MATERIAL TO PROCESS ::
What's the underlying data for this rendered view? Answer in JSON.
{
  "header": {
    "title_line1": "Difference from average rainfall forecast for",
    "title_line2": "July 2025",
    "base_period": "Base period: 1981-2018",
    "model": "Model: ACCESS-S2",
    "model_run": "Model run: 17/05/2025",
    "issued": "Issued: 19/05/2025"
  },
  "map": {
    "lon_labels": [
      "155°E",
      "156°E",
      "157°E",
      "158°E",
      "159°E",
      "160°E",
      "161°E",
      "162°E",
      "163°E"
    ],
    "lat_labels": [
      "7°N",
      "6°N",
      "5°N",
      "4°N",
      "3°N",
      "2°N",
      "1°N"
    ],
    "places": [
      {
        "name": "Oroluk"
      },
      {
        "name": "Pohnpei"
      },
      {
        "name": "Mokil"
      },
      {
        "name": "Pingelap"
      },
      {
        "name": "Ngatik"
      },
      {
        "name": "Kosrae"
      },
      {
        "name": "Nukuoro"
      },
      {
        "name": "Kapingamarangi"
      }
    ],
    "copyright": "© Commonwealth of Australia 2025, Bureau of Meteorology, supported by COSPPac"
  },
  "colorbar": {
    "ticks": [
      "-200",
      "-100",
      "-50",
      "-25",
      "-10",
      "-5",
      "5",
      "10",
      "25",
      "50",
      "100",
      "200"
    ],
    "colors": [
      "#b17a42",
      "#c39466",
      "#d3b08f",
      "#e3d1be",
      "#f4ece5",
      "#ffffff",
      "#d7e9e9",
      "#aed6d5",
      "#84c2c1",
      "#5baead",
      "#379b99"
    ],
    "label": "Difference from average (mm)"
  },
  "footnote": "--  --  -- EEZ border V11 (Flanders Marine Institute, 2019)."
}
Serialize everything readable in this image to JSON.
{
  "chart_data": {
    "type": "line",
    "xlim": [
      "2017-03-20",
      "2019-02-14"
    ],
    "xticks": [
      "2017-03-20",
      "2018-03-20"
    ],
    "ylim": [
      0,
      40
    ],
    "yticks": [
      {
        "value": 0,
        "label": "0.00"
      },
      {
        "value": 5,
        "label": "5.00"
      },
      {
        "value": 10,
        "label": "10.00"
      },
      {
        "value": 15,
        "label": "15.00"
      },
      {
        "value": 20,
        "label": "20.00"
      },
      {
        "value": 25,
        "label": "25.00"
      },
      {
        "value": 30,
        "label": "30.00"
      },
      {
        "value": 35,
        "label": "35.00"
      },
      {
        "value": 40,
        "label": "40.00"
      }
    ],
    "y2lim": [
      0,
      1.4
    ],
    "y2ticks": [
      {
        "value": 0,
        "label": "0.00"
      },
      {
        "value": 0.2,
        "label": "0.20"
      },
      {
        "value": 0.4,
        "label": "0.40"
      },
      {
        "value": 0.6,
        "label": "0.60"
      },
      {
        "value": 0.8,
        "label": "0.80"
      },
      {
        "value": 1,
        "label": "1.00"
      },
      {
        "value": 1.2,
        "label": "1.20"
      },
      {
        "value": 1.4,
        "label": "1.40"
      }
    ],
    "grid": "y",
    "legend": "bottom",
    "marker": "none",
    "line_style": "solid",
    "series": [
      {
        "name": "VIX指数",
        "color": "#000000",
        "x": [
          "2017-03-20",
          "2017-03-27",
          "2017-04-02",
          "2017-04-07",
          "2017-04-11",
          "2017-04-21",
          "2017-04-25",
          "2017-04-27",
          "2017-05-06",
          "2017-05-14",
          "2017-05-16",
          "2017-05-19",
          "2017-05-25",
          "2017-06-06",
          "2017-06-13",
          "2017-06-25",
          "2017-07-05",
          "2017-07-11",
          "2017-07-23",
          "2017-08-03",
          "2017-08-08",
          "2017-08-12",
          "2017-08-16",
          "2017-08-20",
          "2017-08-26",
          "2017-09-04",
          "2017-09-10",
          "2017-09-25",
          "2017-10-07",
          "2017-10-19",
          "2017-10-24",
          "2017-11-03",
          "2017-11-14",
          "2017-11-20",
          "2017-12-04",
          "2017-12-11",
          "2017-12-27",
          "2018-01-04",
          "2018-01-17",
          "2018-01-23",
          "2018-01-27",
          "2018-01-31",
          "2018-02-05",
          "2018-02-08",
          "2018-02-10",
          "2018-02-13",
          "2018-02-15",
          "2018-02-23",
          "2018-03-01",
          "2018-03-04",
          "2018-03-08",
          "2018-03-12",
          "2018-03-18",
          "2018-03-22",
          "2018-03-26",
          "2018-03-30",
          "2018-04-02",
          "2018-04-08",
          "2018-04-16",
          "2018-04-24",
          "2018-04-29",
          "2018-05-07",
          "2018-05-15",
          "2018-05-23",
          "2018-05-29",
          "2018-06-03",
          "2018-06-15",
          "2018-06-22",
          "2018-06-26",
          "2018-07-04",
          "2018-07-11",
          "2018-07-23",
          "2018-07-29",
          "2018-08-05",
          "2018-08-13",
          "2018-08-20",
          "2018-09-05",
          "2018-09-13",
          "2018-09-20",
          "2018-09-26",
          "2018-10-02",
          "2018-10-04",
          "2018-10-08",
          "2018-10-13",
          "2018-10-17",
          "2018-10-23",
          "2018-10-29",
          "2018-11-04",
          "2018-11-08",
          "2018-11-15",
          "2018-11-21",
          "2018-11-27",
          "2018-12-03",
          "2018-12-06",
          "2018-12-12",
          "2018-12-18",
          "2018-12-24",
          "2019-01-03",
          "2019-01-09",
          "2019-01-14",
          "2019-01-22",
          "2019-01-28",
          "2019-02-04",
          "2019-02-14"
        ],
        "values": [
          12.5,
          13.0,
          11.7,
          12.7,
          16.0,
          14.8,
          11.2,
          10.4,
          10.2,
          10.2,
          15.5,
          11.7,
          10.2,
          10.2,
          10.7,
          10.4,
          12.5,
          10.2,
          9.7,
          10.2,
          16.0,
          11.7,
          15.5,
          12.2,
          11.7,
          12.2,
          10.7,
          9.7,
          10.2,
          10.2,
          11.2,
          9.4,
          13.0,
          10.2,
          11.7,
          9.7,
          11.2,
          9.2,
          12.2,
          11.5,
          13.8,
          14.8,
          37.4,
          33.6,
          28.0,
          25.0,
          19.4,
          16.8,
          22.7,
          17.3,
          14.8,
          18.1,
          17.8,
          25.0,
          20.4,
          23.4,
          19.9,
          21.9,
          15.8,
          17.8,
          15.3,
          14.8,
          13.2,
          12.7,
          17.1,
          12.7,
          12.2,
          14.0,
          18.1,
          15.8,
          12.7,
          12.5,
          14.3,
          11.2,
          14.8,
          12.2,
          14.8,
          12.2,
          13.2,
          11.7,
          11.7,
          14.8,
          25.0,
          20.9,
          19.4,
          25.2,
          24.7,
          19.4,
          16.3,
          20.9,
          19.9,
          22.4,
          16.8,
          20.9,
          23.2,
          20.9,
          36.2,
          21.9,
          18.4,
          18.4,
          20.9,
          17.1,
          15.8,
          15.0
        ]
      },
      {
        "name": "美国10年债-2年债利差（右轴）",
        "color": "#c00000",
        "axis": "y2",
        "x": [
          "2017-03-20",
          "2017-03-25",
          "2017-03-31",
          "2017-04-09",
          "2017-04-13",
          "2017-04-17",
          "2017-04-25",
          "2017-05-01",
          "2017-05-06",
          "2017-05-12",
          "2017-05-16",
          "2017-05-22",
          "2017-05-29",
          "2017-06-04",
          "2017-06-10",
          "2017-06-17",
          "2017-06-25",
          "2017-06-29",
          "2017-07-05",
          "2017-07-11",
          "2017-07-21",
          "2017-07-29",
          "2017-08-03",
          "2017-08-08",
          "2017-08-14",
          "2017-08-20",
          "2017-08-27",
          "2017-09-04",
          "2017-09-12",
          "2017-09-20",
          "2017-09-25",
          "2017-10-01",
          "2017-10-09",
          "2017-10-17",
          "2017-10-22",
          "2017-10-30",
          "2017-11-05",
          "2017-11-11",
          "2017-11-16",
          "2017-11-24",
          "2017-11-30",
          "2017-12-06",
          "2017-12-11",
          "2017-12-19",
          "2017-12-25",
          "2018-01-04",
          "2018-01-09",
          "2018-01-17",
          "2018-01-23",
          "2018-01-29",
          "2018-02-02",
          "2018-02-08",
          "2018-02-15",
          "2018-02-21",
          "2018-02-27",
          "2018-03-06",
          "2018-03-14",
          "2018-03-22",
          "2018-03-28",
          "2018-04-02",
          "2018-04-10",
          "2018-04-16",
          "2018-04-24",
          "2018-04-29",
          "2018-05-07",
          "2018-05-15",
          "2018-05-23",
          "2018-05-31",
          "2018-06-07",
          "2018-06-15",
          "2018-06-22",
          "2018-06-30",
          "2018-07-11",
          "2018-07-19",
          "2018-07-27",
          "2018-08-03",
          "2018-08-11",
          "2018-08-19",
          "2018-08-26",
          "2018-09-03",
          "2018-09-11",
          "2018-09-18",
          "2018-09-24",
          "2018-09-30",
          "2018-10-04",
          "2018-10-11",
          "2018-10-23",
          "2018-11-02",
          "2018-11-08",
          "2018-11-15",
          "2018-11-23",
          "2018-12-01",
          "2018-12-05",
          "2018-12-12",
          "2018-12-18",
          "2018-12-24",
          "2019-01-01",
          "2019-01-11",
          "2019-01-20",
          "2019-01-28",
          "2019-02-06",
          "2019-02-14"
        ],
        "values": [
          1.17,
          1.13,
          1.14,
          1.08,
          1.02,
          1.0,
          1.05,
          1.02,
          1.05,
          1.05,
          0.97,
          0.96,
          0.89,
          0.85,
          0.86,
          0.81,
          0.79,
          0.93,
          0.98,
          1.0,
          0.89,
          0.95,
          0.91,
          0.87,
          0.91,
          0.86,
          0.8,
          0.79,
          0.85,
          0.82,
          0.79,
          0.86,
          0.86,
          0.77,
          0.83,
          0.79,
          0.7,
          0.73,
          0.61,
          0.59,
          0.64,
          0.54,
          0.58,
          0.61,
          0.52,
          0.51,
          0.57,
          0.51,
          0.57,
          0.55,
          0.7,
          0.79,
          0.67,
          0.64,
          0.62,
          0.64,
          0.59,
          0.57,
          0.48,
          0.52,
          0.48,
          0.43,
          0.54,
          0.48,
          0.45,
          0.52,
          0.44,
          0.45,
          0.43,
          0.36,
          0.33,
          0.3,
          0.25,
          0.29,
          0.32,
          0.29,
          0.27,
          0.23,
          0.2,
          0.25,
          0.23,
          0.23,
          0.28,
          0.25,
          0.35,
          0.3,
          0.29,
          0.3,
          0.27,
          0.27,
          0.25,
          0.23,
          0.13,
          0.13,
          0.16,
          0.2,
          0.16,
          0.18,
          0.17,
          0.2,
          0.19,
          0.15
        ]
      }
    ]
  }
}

INSTRUCTION :: Note each line of the entries that has "Difference" in it, and copy those lines.

TASK RESPONSE ::
    "title_line1": "Difference from average rainfall forecast for",
    "label": "Difference from average (mm)"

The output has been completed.